WHAT YOU SHOULD DO: Find the lines that contain the word "городе" and copy each one.
>> BEGIN SOURCE DATA
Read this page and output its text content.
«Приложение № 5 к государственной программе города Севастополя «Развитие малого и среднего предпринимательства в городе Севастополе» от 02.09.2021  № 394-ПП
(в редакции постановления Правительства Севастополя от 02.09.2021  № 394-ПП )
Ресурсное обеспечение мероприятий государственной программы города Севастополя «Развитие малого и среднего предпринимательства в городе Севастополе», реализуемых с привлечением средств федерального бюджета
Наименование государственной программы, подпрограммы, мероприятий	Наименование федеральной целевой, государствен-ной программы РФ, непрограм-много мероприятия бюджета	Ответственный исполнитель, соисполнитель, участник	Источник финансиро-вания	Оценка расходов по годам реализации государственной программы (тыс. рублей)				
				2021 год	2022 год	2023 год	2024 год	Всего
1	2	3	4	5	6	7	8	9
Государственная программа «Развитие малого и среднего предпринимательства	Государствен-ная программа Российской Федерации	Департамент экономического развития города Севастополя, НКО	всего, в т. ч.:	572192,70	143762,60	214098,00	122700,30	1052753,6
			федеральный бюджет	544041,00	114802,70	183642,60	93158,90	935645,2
>> END SOURCE DATA
THE RESULT:
«Приложение № 5 к государственной программе города Севастополя «Развитие малого и среднего предпринимательства в городе Севастополе» от 02.09.2021  № 394-ПП
Ресурсное обеспечение мероприятий государственной программы города Севастополя «Развитие малого и среднего предпринимательства в городе Севастополе», реализуемых с привлечением средств федерального бюджета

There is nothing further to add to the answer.